-------- Entries provided
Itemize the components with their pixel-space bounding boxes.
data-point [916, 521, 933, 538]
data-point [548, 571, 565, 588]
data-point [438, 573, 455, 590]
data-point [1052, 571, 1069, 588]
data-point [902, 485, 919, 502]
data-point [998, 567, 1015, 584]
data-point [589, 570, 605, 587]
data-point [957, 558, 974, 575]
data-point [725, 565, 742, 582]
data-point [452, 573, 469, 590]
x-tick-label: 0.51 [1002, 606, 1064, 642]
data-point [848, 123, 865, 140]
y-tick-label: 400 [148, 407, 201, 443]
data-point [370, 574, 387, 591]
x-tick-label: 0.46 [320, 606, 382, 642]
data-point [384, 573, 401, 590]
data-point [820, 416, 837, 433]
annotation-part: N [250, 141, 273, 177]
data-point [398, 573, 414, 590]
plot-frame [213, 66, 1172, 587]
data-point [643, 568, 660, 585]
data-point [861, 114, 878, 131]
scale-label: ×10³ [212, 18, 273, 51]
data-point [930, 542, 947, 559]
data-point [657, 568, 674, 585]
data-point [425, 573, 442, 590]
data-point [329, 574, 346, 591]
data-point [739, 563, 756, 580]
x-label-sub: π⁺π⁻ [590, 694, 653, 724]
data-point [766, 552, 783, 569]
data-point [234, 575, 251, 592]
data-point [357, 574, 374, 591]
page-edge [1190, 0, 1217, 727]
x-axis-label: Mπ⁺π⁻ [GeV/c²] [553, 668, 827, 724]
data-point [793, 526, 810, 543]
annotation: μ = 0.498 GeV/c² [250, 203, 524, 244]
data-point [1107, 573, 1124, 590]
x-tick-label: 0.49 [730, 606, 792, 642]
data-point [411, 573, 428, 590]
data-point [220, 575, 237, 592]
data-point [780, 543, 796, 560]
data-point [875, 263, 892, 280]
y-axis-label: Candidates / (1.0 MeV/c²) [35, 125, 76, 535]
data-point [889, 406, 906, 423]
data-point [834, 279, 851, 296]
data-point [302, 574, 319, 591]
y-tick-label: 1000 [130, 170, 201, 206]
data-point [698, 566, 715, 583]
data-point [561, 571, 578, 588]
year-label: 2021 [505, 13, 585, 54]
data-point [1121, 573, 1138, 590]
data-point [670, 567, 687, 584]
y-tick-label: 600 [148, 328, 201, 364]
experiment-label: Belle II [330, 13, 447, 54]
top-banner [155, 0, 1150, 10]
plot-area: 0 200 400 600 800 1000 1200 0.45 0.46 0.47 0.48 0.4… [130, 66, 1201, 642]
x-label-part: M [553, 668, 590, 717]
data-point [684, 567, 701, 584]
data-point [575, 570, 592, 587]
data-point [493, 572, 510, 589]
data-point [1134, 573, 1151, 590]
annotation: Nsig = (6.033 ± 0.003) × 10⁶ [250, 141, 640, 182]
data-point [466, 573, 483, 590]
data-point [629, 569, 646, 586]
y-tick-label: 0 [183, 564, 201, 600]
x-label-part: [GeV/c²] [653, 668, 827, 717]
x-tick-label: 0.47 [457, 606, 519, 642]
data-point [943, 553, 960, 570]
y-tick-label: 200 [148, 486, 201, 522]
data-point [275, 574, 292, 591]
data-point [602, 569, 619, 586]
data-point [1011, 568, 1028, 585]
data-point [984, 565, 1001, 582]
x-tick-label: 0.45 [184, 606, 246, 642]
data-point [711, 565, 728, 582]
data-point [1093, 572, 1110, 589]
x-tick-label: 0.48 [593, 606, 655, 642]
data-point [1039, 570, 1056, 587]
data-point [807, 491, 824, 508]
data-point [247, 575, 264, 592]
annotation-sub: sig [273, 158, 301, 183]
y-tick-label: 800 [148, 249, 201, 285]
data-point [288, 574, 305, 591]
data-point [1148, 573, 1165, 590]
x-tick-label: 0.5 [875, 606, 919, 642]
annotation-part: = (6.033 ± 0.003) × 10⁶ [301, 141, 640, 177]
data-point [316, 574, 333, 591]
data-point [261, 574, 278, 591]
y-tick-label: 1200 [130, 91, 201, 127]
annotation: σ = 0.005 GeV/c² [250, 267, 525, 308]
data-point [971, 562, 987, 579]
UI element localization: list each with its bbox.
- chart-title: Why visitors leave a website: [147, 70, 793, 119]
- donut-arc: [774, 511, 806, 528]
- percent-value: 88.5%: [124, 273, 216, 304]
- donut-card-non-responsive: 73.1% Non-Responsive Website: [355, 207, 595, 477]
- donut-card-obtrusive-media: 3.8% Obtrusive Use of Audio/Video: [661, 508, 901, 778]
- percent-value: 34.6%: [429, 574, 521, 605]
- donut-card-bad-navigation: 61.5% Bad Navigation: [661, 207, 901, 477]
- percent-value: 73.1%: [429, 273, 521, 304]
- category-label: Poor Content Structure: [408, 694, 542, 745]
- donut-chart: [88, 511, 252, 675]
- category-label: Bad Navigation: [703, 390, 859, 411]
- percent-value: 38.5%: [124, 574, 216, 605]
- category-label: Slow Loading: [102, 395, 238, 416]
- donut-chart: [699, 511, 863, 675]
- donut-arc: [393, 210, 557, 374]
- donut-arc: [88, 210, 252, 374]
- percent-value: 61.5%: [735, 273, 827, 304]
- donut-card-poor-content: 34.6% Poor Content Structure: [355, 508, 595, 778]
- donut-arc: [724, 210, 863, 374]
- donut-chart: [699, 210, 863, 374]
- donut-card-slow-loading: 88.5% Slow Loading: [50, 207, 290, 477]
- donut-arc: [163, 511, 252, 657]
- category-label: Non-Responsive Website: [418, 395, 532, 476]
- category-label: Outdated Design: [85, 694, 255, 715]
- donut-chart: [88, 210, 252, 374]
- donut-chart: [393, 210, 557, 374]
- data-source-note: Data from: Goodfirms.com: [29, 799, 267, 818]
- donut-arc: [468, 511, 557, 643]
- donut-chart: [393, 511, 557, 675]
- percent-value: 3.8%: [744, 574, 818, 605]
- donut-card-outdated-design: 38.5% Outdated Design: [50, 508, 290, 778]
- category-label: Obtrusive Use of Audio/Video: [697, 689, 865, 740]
----------------
- _Written request_:
Please arrange the items from the first line up to and including the line with "data-point [875, 263, 892, 280]" as a JSON list of strings, one string per line, leaving out blank lines.

- _Task response_:
[
  "Itemize the components with their pixel-space bounding boxes.",
  "data-point [916, 521, 933, 538]",
  "data-point [548, 571, 565, 588]",
  "data-point [438, 573, 455, 590]",
  "data-point [1052, 571, 1069, 588]",
  "data-point [902, 485, 919, 502]",
  "data-point [998, 567, 1015, 584]",
  "data-point [589, 570, 605, 587]",
  "data-point [957, 558, 974, 575]",
  "data-point [725, 565, 742, 582]",
  "data-point [452, 573, 469, 590]",
  "x-tick-label: 0.51 [1002, 606, 1064, 642]",
  "data-point [848, 123, 865, 140]",
  "y-tick-label: 400 [148, 407, 201, 443]",
  "data-point [370, 574, 387, 591]",
  "x-tick-label: 0.46 [320, 606, 382, 642]",
  "data-point [384, 573, 401, 590]",
  "data-point [820, 416, 837, 433]",
  "annotation-part: N [250, 141, 273, 177]",
  "data-point [398, 573, 414, 590]",
  "plot-frame [213, 66, 1172, 587]",
  "data-point [643, 568, 660, 585]",
  "data-point [861, 114, 878, 131]",
  "scale-label: ×10³ [212, 18, 273, 51]",
  "data-point [930, 542, 947, 559]",
  "data-point [657, 568, 674, 585]",
  "data-point [425, 573, 442, 590]",
  "data-point [329, 574, 346, 591]",
  "data-point [739, 563, 756, 580]",
  "x-label-sub: π⁺π⁻ [590, 694, 653, 724]",
  "data-point [766, 552, 783, 569]",
  "data-point [234, 575, 251, 592]",
  "data-point [357, 574, 374, 591]",
  "page-edge [1190, 0, 1217, 727]",
  "x-axis-label: Mπ⁺π⁻ [GeV/c²] [553, 668, 827, 724]",
  "data-point [793, 526, 810, 543]",
  "annotation: μ = 0.498 GeV/c² [250, 203, 524, 244]",
  "data-point [1107, 573, 1124, 590]",
  "x-tick-label: 0.49 [730, 606, 792, 642]",
  "data-point [411, 573, 428, 590]",
  "data-point [220, 575, 237, 592]",
  "data-point [780, 543, 796, 560]",
  "data-point [875, 263, 892, 280]"
]